(Collection entries)

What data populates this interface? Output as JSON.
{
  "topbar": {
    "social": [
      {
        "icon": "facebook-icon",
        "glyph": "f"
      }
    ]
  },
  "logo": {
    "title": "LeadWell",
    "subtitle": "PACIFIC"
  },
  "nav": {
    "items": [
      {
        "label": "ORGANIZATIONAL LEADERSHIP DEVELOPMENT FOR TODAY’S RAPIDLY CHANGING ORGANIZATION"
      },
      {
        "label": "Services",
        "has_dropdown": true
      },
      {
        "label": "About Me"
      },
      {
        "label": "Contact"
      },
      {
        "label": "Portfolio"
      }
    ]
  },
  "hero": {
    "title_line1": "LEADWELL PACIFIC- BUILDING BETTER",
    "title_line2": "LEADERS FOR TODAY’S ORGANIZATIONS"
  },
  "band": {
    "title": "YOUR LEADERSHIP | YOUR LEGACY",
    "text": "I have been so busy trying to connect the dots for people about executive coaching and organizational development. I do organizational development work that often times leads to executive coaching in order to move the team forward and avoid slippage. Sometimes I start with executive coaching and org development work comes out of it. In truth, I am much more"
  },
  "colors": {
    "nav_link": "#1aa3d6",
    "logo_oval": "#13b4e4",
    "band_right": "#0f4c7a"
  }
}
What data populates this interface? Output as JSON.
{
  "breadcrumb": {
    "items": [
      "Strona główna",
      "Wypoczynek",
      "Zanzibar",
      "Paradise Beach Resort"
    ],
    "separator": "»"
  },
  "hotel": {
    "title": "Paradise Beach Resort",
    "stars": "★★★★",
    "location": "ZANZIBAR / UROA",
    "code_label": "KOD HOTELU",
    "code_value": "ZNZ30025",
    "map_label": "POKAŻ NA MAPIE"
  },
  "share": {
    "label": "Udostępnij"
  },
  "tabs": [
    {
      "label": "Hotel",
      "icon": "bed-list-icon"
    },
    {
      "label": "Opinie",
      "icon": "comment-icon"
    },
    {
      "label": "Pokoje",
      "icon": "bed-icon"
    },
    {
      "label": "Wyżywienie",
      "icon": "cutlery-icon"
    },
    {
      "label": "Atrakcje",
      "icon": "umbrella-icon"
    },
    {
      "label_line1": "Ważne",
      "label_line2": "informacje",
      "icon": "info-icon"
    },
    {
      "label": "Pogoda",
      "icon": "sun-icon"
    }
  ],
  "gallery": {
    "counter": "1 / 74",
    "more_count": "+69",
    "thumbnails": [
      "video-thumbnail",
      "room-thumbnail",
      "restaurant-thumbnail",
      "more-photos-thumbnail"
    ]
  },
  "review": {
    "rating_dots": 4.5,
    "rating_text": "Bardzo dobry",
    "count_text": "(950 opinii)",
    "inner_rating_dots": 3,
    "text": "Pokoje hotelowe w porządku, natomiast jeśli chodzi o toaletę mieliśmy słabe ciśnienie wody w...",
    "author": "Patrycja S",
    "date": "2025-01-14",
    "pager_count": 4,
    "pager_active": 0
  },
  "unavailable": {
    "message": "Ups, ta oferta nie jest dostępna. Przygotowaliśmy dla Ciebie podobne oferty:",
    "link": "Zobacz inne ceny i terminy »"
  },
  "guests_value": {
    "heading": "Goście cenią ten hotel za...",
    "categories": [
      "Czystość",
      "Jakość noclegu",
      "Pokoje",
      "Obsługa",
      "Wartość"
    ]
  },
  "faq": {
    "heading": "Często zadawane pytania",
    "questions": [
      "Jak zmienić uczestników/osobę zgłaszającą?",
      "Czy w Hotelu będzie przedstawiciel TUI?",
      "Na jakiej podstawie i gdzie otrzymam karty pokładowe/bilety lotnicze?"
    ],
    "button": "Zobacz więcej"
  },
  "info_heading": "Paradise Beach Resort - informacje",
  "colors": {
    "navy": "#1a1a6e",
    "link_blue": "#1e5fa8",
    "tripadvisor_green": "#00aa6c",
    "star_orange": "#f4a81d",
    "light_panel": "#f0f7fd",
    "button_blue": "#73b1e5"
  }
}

Your goal
Take the lines above and retype all of them exactly.

Exercise response
What data populates this interface? Output as JSON.
{
  "topbar": {
    "social": [
      {
        "icon": "facebook-icon",
        "glyph": "f"
      }
    ]
  },
  "logo": {
    "title": "LeadWell",
    "subtitle": "PACIFIC"
  },
  "nav": {
    "items": [
      {
        "label": "ORGANIZATIONAL LEADERSHIP DEVELOPMENT FOR TODAY’S RAPIDLY CHANGING ORGANIZATION"
      },
      {
        "label": "Services",
        "has_dropdown": true
      },
      {
        "label": "About Me"
      },
      {
        "label": "Contact"
      },
      {
        "label": "Portfolio"
      }
    ]
  },
  "hero": {
    "title_line1": "LEADWELL PACIFIC- BUILDING BETTER",
    "title_line2": "LEADERS FOR TODAY’S ORGANIZATIONS"
  },
  "band": {
    "title": "YOUR LEADERSHIP | YOUR LEGACY",
    "text": "I have been so busy trying to connect the dots for people about executive coaching and organizational development. I do organizational development work that often times leads to executive coaching in order to move the team forward and avoid slippage. Sometimes I start with executive coaching and org development work comes out of it. In truth, I am much more"
  },
  "colors": {
    "nav_link": "#1aa3d6",
    "logo_oval": "#13b4e4",
    "band_right": "#0f4c7a"
  }
}
What data populates this interface? Output as JSON.
{
  "breadcrumb": {
    "items": [
      "Strona główna",
      "Wypoczynek",
      "Zanzibar",
      "Paradise Beach Resort"
    ],
    "separator": "»"
  },
  "hotel": {
    "title": "Paradise Beach Resort",
    "stars": "★★★★",
    "location": "ZANZIBAR / UROA",
    "code_label": "KOD HOTELU",
    "code_value": "ZNZ30025",
    "map_label": "POKAŻ NA MAPIE"
  },
  "share": {
    "label": "Udostępnij"
  },
  "tabs": [
    {
      "label": "Hotel",
      "icon": "bed-list-icon"
    },
    {
      "label": "Opinie",
      "icon": "comment-icon"
    },
    {
      "label": "Pokoje",
      "icon": "bed-icon"
    },
    {
      "label": "Wyżywienie",
      "icon": "cutlery-icon"
    },
    {
      "label": "Atrakcje",
      "icon": "umbrella-icon"
    },
    {
      "label_line1": "Ważne",
      "label_line2": "informacje",
      "icon": "info-icon"
    },
    {
      "label": "Pogoda",
      "icon": "sun-icon"
    }
  ],
  "gallery": {
    "counter": "1 / 74",
    "more_count": "+69",
    "thumbnails": [
      "video-thumbnail",
      "room-thumbnail",
      "restaurant-thumbnail",
      "more-photos-thumbnail"
    ]
  },
  "review": {
    "rating_dots": 4.5,
    "rating_text": "Bardzo dobry",
    "count_text": "(950 opinii)",
    "inner_rating_dots": 3,
    "text": "Pokoje hotelowe w porządku, natomiast jeśli chodzi o toaletę mieliśmy słabe ciśnienie wody w...",
    "author": "Patrycja S",
    "date": "2025-01-14",
    "pager_count": 4,
    "pager_active": 0
  },
  "unavailable": {
    "message": "Ups, ta oferta nie jest dostępna. Przygotowaliśmy dla Ciebie podobne oferty:",
    "link": "Zobacz inne ceny i terminy »"
  },
  "guests_value": {
    "heading": "Goście cenią ten hotel za...",
    "categories": [
      "Czystość",
      "Jakość noclegu",
      "Pokoje",
      "Obsługa",
      "Wartość"
    ]
  },
  "faq": {
    "heading": "Często zadawane pytania",
    "questions": [
      "Jak zmienić uczestników/osobę zgłaszającą?",
      "Czy w Hotelu będzie przedstawiciel TUI?",
      "Na jakiej podstawie i gdzie otrzymam karty pokładowe/bilety lotnicze?"
    ],
    "button": "Zobacz więcej"
  },
  "info_heading": "Paradise Beach Resort - informacje",
  "colors": {
    "navy": "#1a1a6e",
    "link_blue": "#1e5fa8",
    "tripadvisor_green": "#00aa6c",
    "star_orange": "#f4a81d",
    "light_panel": "#f0f7fd",
    "button_blue": "#73b1e5"
  }
}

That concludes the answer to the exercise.